◆ The exercise
In the records below, work out how many lines hold the word "title". Report the number alone.

◆ Extracted information
>> start

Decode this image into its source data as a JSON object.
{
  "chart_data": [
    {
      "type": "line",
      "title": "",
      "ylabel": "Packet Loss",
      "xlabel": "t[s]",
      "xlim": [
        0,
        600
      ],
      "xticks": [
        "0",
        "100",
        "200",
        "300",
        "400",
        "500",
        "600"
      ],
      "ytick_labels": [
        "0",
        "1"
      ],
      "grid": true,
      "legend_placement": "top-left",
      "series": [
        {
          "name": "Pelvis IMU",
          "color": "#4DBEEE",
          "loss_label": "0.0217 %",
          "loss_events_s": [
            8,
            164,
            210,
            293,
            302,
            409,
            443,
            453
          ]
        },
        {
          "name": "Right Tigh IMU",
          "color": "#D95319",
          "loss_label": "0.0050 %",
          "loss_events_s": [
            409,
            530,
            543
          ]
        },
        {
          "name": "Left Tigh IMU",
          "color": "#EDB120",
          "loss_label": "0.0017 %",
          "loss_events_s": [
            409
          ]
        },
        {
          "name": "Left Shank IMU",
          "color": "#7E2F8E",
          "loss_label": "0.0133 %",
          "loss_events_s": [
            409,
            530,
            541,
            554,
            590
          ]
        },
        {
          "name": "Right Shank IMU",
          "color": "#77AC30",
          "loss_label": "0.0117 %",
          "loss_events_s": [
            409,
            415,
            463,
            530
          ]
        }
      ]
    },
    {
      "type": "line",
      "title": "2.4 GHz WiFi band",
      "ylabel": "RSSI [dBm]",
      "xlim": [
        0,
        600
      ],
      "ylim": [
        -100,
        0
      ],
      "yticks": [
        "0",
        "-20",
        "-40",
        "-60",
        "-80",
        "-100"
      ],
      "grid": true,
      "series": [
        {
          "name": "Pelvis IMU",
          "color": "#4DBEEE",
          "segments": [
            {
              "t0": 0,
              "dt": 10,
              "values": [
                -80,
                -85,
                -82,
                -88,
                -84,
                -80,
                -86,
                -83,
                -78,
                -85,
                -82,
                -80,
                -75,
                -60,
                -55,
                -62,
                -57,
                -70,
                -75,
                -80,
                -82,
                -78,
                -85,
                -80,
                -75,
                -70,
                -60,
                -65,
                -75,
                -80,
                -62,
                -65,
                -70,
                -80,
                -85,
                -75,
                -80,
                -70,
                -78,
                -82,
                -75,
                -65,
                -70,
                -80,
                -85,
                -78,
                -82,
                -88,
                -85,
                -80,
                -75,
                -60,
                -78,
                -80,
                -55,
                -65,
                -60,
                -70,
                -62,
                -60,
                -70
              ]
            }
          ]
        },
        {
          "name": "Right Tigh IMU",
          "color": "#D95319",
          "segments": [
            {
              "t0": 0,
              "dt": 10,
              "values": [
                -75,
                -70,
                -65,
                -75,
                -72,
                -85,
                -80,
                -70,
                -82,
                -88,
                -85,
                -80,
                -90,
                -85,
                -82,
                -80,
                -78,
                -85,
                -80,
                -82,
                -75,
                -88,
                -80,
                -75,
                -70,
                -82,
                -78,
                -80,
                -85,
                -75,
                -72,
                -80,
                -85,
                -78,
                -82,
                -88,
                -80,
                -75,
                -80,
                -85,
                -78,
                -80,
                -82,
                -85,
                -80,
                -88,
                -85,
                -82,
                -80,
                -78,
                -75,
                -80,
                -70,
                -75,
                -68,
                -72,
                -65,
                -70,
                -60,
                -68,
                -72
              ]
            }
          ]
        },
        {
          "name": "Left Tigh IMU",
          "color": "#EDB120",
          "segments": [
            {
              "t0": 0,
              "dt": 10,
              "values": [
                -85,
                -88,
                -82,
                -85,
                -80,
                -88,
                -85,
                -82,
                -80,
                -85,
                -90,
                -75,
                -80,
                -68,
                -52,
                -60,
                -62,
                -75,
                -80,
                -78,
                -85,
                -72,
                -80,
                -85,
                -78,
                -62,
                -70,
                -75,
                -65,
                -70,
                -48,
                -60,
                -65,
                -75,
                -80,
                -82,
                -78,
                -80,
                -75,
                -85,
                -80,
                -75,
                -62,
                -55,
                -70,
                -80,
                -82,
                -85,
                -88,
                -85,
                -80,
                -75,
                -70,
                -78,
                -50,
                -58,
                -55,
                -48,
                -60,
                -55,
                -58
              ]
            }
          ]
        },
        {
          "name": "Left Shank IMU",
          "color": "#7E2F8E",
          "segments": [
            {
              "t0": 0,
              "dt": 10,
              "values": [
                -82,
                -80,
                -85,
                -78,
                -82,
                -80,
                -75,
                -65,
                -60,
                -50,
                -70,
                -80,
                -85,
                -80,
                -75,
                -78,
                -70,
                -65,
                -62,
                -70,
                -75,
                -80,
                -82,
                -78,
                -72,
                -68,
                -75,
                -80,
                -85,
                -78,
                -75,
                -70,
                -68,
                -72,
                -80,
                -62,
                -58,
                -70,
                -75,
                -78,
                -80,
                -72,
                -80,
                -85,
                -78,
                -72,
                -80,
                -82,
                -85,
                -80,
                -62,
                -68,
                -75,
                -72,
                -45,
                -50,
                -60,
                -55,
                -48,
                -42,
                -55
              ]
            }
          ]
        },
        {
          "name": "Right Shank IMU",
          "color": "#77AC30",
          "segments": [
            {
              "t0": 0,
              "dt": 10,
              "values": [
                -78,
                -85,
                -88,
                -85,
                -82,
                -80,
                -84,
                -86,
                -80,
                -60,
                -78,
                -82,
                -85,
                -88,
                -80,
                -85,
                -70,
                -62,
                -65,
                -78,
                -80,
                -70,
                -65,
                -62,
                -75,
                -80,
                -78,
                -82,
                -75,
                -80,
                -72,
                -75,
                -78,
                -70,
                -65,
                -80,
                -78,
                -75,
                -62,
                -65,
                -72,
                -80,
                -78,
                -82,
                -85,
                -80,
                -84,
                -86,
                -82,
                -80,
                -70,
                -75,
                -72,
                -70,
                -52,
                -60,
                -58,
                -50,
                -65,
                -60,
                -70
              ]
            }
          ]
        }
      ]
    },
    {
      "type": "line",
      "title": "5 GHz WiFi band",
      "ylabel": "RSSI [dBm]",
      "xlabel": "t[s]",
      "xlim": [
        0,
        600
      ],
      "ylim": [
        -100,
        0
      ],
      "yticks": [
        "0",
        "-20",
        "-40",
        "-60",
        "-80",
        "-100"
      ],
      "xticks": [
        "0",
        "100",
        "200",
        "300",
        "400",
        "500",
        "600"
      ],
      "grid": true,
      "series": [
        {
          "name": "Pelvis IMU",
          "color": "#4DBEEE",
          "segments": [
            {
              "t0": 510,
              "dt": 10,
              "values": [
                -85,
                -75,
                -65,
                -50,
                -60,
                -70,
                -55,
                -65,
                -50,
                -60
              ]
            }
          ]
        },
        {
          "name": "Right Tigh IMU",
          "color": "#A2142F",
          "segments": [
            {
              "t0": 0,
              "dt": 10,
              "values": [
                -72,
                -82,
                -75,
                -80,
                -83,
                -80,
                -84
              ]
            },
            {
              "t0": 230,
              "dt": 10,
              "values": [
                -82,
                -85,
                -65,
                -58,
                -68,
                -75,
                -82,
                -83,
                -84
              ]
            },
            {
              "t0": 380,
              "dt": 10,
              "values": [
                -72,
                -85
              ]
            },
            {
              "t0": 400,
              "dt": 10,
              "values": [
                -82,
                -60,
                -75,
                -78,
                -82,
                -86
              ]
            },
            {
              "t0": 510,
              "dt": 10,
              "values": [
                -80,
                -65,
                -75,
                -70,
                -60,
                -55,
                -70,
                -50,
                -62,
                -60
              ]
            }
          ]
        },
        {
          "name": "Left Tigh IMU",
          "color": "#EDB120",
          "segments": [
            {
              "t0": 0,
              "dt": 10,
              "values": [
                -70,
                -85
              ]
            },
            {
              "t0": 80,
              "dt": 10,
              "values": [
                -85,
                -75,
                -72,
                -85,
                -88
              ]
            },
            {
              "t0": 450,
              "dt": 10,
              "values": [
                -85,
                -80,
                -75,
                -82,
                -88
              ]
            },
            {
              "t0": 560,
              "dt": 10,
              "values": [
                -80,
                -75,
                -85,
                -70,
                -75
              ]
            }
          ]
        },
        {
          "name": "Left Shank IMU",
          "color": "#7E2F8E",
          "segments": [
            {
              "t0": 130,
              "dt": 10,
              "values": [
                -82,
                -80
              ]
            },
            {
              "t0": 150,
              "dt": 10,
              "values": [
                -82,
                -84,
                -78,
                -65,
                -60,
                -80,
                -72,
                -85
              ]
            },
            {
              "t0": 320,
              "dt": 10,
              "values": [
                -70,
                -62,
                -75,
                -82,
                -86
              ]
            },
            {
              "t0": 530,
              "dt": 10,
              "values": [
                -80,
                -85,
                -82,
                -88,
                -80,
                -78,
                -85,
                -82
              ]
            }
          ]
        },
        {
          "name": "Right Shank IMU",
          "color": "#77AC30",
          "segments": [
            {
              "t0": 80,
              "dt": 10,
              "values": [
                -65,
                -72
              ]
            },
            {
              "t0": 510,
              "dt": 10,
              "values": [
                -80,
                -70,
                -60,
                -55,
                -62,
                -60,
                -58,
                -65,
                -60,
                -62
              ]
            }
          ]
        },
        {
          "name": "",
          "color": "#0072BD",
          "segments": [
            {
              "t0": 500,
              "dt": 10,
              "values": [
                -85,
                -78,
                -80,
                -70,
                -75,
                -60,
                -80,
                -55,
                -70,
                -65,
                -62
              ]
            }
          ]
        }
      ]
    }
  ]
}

>> end

◆ Response to this exercise
3